#### What you will do:
Look for "JSON" in the listing below. Gather each line that contains it.

-- start Material provided --

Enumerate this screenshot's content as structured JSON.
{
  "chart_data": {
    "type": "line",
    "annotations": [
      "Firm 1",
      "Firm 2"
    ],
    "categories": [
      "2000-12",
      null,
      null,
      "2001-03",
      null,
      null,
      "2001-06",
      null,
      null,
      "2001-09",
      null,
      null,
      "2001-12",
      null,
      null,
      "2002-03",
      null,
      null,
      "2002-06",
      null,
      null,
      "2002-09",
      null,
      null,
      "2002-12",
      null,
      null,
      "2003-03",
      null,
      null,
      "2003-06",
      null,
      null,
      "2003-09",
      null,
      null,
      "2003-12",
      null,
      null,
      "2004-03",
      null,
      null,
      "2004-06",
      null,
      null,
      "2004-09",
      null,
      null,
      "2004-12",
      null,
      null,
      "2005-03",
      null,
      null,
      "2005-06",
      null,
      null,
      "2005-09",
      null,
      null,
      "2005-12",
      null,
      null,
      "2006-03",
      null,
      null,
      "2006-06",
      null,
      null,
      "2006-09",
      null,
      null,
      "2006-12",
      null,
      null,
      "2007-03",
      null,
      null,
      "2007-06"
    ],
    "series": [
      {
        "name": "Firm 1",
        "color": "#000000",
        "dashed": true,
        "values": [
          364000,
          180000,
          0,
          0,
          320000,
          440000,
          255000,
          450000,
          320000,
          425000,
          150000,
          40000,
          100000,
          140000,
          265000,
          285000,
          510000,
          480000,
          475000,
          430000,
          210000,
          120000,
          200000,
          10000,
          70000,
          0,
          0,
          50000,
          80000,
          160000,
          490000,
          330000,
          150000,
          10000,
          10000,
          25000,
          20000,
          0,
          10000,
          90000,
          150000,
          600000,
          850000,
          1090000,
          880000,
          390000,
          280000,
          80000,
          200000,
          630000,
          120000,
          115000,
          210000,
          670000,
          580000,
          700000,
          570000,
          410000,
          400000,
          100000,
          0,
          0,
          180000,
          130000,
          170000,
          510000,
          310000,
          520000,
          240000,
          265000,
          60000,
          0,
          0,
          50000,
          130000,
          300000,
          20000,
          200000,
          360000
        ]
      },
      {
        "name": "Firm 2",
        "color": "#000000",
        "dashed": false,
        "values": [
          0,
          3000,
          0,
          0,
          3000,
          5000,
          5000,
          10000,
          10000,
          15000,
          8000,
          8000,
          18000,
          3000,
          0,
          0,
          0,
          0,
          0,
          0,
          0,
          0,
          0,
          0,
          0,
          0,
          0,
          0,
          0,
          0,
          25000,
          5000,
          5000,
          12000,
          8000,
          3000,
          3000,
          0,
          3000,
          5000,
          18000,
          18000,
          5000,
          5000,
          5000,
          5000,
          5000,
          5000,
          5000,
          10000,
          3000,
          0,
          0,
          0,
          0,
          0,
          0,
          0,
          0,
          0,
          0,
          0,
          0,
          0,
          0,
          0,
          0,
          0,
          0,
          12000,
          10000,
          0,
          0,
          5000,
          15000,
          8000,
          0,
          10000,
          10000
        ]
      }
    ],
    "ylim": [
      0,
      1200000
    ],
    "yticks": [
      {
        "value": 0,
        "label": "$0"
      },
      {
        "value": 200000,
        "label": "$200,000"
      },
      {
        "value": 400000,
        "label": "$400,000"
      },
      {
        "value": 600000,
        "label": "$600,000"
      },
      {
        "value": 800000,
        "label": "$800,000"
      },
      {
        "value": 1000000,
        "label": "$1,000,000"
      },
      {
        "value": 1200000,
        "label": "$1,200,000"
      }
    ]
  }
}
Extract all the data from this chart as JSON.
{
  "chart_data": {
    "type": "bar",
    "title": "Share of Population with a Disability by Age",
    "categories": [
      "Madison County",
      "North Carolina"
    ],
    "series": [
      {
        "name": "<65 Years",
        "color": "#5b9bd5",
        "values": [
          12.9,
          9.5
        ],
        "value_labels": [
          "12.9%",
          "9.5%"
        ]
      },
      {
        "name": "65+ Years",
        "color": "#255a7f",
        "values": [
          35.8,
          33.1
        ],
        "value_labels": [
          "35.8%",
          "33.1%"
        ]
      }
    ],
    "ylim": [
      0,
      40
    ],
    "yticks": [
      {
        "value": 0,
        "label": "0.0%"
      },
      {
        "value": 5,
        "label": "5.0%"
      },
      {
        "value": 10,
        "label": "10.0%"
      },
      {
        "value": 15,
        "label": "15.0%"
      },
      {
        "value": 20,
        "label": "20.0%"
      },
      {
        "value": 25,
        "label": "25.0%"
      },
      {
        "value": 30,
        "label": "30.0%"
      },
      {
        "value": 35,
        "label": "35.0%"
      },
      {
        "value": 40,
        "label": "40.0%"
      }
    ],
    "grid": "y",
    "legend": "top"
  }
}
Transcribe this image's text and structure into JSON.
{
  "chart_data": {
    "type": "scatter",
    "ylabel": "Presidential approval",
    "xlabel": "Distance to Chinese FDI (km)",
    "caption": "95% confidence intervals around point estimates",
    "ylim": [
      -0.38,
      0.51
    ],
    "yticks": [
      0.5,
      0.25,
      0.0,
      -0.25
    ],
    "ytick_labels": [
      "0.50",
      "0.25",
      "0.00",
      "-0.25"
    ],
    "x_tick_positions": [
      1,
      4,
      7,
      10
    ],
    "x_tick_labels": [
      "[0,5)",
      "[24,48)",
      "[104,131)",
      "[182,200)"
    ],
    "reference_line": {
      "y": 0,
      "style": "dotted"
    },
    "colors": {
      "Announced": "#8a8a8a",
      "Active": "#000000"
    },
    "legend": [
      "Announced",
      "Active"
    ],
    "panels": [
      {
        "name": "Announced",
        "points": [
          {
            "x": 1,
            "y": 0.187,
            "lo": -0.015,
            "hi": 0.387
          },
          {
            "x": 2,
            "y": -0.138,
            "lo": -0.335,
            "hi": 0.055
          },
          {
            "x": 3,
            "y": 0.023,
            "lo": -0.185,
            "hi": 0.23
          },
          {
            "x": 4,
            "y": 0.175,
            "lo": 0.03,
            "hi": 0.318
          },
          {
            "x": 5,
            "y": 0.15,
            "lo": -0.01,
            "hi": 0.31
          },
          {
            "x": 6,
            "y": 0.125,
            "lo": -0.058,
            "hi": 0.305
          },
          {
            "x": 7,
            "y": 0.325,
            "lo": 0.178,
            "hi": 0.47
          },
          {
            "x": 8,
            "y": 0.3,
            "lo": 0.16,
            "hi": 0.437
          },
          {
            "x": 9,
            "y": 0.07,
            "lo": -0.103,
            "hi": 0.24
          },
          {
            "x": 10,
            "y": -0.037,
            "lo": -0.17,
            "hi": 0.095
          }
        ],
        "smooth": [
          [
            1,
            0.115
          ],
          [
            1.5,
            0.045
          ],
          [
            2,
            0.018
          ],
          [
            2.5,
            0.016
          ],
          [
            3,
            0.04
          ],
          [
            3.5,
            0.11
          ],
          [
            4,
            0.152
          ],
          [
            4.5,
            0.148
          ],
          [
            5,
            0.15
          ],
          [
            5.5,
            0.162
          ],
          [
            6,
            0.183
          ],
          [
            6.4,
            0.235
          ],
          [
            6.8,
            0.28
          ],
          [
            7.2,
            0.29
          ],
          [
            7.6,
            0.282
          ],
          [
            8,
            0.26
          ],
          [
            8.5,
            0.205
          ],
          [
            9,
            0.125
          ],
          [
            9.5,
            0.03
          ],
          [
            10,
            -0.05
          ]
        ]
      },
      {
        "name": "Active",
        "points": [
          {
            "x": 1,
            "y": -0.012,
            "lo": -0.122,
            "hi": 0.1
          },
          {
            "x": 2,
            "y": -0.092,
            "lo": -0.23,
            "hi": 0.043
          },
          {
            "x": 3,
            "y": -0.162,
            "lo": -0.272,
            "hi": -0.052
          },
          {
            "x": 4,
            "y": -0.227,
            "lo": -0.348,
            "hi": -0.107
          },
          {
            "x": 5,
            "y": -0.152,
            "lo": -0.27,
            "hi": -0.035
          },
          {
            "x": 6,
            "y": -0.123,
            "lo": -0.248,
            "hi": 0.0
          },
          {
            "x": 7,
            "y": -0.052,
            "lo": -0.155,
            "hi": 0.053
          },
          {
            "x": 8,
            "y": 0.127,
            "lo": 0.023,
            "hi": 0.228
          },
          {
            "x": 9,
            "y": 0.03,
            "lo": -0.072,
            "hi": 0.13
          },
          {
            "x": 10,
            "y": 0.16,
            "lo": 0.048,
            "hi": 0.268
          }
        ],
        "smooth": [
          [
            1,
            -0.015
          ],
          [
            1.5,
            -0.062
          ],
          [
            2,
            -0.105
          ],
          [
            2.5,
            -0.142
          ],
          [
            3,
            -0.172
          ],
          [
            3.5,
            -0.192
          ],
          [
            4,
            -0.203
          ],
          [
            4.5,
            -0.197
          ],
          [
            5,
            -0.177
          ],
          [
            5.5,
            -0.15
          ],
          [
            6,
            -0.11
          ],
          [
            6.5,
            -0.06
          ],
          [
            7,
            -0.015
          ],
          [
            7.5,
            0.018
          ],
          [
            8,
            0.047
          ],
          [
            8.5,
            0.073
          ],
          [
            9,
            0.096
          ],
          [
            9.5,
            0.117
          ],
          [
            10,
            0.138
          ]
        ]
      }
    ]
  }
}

-- end Material provided --

#### Result for this exercise:
Enumerate this screenshot's content as structured JSON.
Extract all the data from this chart as JSON.
Transcribe this image's text and structure into JSON.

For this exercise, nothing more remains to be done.